• WRITTEN PROBLEM
Extract all lines in the data that contain the word "Recordings".

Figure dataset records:
———

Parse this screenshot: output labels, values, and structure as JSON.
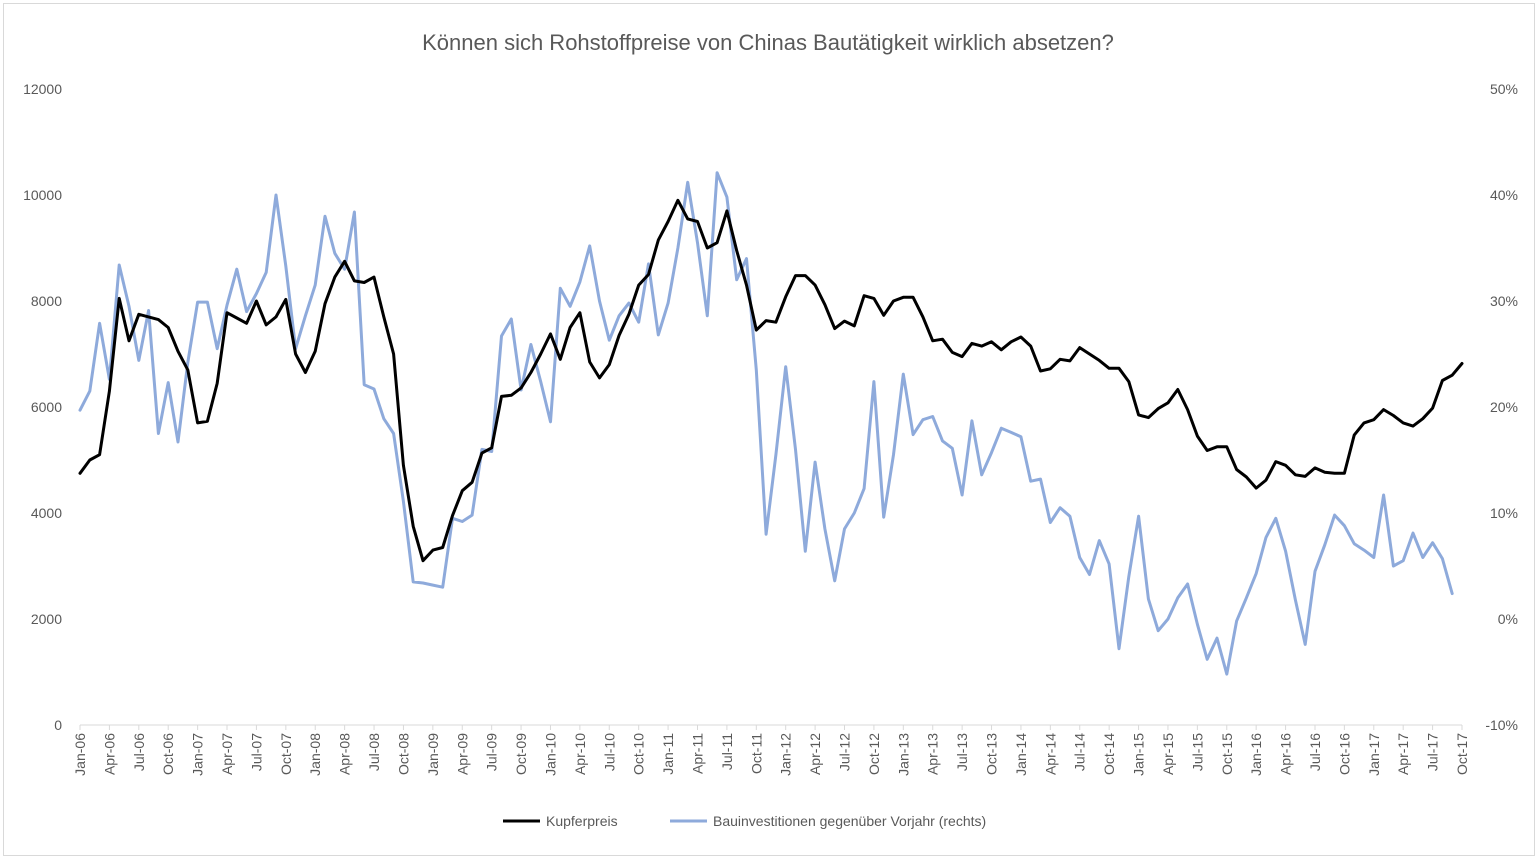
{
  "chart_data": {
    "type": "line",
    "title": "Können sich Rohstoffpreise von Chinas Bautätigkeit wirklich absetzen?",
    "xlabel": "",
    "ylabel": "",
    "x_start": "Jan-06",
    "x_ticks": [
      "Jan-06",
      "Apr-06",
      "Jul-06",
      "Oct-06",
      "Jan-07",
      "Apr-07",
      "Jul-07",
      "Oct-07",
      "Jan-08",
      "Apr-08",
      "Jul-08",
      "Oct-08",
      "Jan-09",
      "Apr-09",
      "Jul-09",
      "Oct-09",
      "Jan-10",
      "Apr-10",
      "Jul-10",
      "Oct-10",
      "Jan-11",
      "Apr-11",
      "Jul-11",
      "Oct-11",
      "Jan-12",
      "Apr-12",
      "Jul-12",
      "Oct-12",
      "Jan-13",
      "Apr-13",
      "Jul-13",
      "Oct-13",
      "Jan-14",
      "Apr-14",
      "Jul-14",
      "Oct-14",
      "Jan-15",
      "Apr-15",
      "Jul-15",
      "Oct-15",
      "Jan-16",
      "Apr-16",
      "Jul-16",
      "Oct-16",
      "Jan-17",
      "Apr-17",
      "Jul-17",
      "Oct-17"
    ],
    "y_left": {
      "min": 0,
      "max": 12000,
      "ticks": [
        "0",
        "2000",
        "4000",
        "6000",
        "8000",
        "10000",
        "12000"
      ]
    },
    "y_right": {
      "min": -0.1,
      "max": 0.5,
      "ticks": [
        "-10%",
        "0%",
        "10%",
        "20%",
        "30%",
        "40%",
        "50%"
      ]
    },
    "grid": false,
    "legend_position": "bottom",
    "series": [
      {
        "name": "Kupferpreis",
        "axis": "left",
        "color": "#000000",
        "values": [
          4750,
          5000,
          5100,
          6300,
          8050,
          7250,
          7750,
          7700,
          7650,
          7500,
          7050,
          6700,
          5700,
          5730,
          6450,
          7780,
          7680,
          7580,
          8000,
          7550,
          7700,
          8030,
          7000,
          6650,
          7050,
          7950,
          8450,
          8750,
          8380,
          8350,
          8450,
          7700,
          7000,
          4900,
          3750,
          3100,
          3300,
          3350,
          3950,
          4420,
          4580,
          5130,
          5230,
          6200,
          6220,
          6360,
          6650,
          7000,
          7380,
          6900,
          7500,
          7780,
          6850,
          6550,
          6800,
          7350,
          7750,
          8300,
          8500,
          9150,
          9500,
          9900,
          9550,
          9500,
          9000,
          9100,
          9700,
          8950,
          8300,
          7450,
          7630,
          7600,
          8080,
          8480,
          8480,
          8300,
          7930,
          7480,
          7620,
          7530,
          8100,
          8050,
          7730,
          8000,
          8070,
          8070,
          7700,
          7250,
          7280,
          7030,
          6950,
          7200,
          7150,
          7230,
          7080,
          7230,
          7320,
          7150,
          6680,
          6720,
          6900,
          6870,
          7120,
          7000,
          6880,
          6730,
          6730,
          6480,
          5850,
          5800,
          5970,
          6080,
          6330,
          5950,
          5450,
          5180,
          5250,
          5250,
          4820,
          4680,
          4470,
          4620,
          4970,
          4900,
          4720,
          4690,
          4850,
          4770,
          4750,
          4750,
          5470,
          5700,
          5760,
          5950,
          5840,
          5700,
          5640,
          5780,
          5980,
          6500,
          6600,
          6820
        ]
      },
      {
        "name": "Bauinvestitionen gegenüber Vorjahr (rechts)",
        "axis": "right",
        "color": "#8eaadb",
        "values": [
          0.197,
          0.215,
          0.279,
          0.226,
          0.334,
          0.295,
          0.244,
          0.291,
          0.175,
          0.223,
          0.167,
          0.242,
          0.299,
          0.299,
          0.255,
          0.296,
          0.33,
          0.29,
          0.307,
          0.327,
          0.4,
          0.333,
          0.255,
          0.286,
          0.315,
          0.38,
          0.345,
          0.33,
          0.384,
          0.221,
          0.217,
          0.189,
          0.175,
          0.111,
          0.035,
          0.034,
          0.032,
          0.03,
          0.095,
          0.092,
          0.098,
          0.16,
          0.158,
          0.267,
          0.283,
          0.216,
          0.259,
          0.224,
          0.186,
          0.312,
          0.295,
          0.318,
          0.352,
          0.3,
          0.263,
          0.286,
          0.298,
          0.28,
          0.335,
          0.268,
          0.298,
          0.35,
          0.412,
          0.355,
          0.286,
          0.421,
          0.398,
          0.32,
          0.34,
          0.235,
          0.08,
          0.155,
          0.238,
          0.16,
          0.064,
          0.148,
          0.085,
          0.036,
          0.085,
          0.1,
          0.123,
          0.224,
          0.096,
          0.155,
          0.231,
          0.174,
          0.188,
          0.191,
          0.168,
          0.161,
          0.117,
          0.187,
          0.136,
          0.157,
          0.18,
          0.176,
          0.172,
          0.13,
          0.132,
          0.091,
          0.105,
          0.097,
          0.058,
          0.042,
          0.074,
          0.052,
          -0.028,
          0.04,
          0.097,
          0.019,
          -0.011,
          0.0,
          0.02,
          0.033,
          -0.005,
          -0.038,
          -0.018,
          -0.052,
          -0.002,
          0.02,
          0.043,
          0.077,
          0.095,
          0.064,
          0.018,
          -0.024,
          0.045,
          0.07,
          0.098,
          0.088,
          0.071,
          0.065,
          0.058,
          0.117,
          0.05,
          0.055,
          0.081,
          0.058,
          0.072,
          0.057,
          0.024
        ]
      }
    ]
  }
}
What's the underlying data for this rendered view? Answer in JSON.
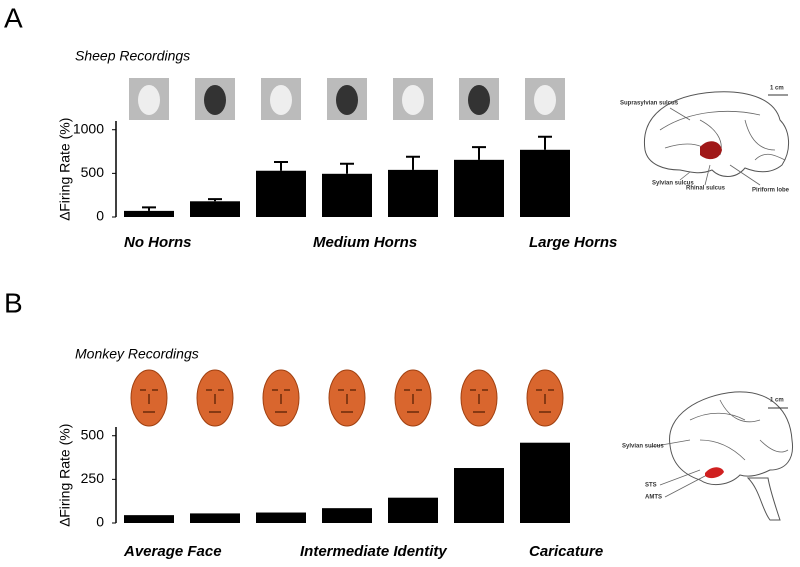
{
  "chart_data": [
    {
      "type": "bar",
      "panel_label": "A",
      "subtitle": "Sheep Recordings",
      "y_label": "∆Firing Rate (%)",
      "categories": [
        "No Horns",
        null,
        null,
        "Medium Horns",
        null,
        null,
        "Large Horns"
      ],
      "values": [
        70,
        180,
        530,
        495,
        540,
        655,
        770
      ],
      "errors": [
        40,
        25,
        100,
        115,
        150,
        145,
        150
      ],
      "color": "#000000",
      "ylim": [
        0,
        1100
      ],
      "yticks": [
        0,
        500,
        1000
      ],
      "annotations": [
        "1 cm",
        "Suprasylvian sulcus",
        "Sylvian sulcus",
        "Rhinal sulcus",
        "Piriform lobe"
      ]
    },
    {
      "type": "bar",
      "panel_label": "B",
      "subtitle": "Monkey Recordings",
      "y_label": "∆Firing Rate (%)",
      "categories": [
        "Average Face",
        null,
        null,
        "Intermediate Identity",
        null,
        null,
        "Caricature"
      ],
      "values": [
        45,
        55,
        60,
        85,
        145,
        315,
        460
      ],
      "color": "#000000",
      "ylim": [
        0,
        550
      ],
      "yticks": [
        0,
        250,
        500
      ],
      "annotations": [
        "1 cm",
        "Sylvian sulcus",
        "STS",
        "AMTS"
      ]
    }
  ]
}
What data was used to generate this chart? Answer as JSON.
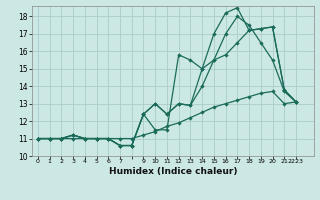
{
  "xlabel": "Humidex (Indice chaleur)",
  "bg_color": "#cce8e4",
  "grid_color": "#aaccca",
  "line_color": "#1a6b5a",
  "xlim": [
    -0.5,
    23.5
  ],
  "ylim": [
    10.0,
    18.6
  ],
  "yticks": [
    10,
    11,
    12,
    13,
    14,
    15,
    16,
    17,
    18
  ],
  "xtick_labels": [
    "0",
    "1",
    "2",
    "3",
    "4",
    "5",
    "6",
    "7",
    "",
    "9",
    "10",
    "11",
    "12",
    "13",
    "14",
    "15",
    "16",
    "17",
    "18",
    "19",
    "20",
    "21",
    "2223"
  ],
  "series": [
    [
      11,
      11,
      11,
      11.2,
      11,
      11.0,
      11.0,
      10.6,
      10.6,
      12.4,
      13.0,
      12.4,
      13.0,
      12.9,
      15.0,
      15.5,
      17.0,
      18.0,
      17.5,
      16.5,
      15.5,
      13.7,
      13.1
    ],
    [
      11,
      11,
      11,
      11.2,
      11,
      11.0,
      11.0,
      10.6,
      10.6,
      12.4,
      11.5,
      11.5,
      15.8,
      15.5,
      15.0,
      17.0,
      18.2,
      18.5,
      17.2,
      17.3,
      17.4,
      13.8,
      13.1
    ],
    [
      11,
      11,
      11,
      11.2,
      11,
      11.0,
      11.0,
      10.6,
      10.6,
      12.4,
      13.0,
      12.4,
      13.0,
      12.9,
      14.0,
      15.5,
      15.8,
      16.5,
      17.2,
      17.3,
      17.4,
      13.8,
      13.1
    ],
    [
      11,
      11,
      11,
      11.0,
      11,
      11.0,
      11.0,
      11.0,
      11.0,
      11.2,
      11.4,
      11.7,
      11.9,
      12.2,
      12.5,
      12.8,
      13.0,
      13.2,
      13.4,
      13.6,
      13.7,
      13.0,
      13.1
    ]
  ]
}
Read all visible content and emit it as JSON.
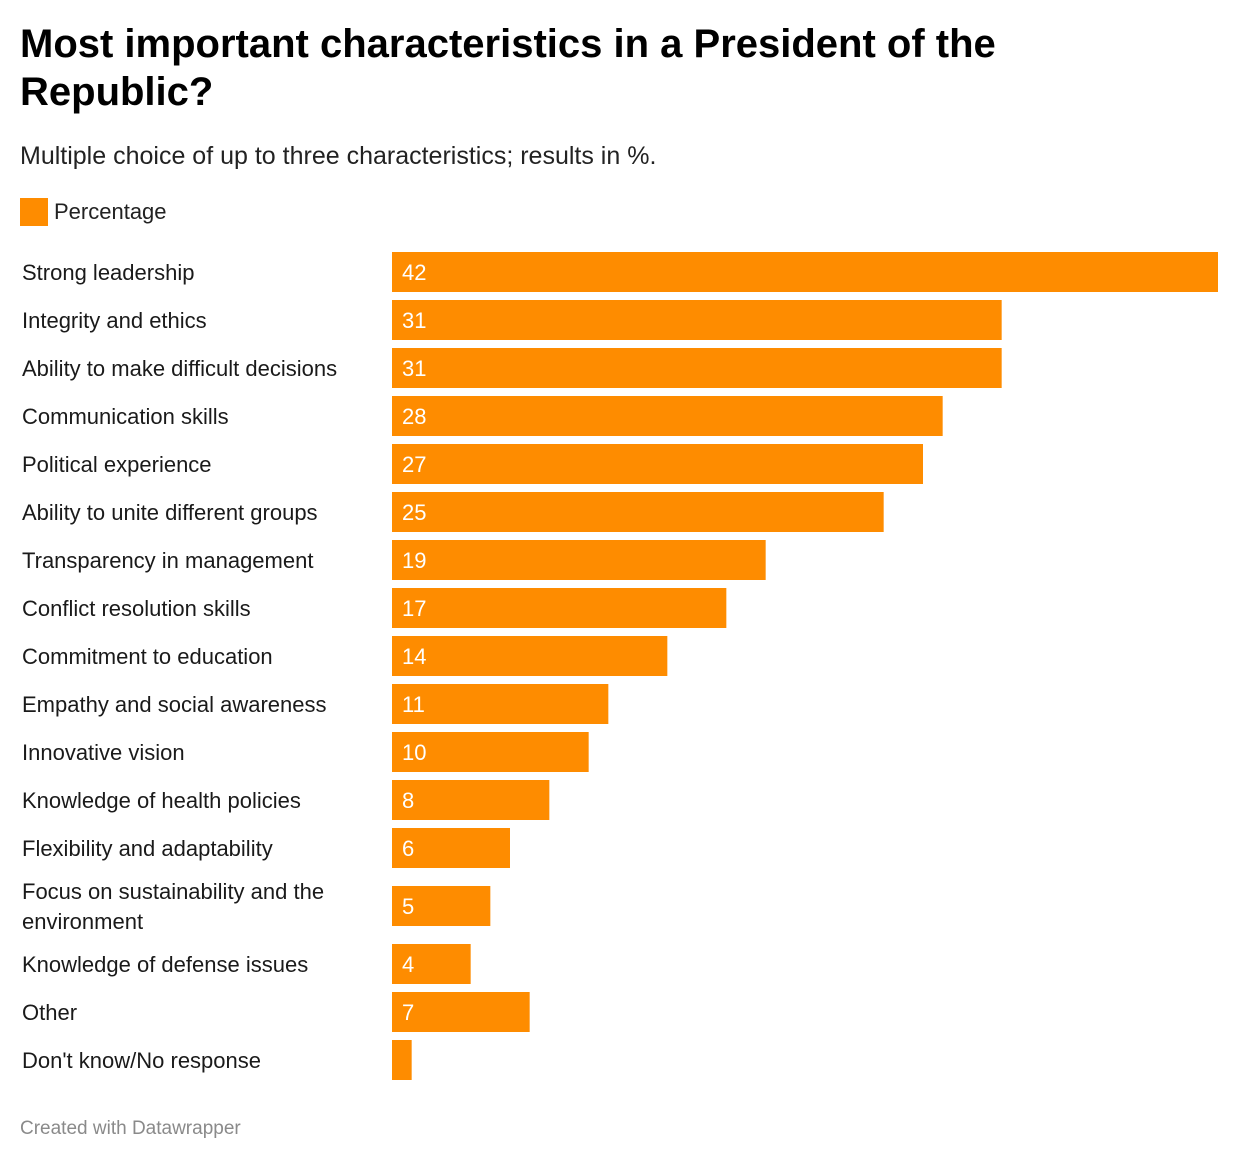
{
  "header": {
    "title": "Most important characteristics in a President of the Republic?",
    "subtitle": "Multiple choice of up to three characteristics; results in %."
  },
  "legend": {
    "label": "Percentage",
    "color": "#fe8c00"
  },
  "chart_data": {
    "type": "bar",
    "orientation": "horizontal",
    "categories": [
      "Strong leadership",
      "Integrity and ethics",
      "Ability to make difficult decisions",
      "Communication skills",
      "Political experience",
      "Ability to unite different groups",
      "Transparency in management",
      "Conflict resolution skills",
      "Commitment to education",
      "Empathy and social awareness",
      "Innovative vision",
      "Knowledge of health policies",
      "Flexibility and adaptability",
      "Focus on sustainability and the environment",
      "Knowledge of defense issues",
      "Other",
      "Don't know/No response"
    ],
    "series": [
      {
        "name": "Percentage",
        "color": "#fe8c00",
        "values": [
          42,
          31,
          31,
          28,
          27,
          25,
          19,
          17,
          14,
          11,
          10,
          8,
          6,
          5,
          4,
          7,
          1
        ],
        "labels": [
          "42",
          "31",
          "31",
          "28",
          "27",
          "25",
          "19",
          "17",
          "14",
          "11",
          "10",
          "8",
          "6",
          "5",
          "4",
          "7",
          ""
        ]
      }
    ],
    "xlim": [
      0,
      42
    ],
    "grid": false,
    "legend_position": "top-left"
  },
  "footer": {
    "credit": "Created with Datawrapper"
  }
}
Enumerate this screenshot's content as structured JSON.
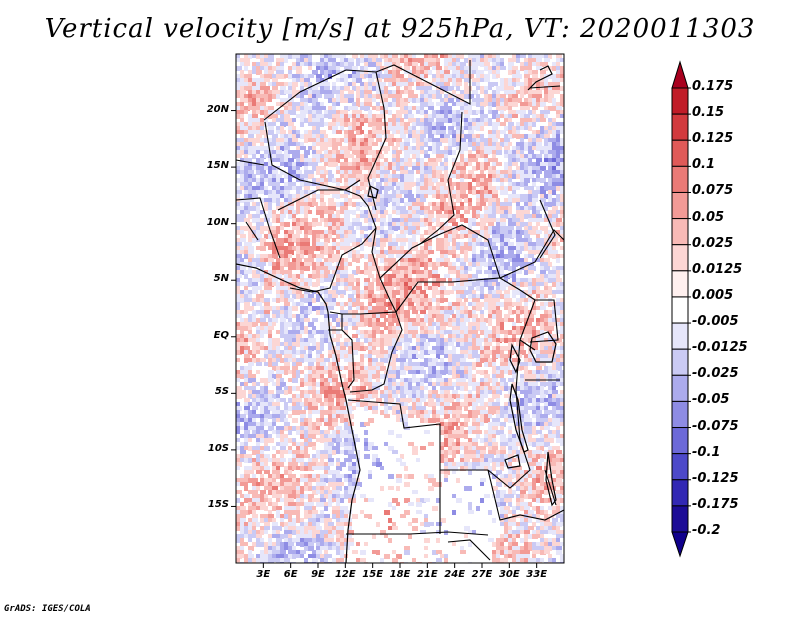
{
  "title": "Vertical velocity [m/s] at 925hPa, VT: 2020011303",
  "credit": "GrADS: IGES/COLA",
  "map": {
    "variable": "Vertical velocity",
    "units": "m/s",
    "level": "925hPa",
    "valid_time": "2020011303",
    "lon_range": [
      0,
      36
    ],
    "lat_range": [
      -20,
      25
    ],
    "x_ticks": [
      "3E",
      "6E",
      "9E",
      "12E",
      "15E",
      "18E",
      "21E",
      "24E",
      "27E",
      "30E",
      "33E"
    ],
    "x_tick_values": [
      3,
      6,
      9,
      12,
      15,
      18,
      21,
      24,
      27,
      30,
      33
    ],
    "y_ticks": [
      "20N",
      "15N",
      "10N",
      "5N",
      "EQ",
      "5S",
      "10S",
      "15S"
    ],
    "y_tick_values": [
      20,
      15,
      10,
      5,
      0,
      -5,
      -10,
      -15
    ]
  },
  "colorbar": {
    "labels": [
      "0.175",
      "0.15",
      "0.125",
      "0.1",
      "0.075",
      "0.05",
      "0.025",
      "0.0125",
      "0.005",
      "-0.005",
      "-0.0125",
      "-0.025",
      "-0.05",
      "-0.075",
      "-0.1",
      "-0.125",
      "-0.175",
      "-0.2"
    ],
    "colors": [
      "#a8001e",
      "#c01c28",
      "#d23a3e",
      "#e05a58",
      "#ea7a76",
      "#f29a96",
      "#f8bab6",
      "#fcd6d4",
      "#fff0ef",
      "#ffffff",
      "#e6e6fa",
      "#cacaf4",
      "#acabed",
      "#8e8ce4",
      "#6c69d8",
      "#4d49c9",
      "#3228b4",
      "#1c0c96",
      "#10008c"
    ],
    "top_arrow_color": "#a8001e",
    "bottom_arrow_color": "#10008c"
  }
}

———

• THE RESULT
      "subtitle": "Sheep Recordings",
      "subtitle": "Monkey Recordings",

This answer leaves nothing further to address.